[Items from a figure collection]

# # # # # # #

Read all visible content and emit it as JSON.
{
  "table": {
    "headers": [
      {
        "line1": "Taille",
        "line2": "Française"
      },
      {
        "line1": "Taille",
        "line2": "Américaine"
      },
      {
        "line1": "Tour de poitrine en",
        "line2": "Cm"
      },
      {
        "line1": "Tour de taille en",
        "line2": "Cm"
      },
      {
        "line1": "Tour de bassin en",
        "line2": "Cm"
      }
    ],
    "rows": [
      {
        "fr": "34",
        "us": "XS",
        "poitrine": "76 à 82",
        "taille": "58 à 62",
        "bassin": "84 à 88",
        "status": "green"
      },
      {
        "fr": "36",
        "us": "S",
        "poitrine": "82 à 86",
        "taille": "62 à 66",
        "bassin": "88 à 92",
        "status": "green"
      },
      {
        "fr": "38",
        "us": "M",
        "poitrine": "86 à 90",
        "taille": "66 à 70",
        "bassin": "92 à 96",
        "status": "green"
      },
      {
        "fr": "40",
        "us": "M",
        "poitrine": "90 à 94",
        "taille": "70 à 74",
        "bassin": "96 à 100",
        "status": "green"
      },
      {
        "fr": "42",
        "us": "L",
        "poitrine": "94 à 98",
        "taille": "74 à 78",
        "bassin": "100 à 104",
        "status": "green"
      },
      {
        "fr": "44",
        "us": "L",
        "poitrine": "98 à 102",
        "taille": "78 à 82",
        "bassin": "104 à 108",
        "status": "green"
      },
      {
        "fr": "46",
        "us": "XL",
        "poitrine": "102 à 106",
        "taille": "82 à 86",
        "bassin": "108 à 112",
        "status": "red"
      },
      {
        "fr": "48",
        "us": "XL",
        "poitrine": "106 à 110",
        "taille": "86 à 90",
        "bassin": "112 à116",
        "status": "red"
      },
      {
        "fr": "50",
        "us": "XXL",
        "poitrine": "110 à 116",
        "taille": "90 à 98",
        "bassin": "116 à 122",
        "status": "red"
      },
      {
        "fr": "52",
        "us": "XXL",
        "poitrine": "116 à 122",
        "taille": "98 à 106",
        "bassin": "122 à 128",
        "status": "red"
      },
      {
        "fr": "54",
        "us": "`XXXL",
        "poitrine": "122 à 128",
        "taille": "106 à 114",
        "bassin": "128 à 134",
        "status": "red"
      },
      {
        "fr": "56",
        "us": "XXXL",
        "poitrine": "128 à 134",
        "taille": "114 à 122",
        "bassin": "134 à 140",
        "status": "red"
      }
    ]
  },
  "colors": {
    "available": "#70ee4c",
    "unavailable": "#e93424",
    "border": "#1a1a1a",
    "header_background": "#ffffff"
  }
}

# # # # # # #

PROBLEM REQUIREMENTS:
Every line above should be printed again exactly as it stands.

EXERCISE ANSWER:
Read all visible content and emit it as JSON.
{
  "table": {
    "headers": [
      {
        "line1": "Taille",
        "line2": "Française"
      },
      {
        "line1": "Taille",
        "line2": "Américaine"
      },
      {
        "line1": "Tour de poitrine en",
        "line2": "Cm"
      },
      {
        "line1": "Tour de taille en",
        "line2": "Cm"
      },
      {
        "line1": "Tour de bassin en",
        "line2": "Cm"
      }
    ],
    "rows": [
      {
        "fr": "34",
        "us": "XS",
        "poitrine": "76 à 82",
        "taille": "58 à 62",
        "bassin": "84 à 88",
        "status": "green"
      },
      {
        "fr": "36",
        "us": "S",
        "poitrine": "82 à 86",
        "taille": "62 à 66",
        "bassin": "88 à 92",
        "status": "green"
      },
      {
        "fr": "38",
        "us": "M",
        "poitrine": "86 à 90",
        "taille": "66 à 70",
        "bassin": "92 à 96",
        "status": "green"
      },
      {
        "fr": "40",
        "us": "M",
        "poitrine": "90 à 94",
        "taille": "70 à 74",
        "bassin": "96 à 100",
        "status": "green"
      },
      {
        "fr": "42",
        "us": "L",
        "poitrine": "94 à 98",
        "taille": "74 à 78",
        "bassin": "100 à 104",
        "status": "green"
      },
      {
        "fr": "44",
        "us": "L",
        "poitrine": "98 à 102",
        "taille": "78 à 82",
        "bassin": "104 à 108",
        "status": "green"
      },
      {
        "fr": "46",
        "us": "XL",
        "poitrine": "102 à 106",
        "taille": "82 à 86",
        "bassin": "108 à 112",
        "status": "red"
      },
      {
        "fr": "48",
        "us": "XL",
        "poitrine": "106 à 110",
        "taille": "86 à 90",
        "bassin": "112 à116",
        "status": "red"
      },
      {
        "fr": "50",
        "us": "XXL",
        "poitrine": "110 à 116",
        "taille": "90 à 98",
        "bassin": "116 à 122",
        "status": "red"
      },
      {
        "fr": "52",
        "us": "XXL",
        "poitrine": "116 à 122",
        "taille": "98 à 106",
        "bassin": "122 à 128",
        "status": "red"
      },
      {
        "fr": "54",
        "us": "`XXXL",
        "poitrine": "122 à 128",
        "taille": "106 à 114",
        "bassin": "128 à 134",
        "status": "red"
      },
      {
        "fr": "56",
        "us": "XXXL",
        "poitrine": "128 à 134",
        "taille": "114 à 122",
        "bassin": "134 à 140",
        "status": "red"
      }
    ]
  },
  "colors": {
    "available": "#70ee4c",
    "unavailable": "#e93424",
    "border": "#1a1a1a",
    "header_background": "#ffffff"
  }
}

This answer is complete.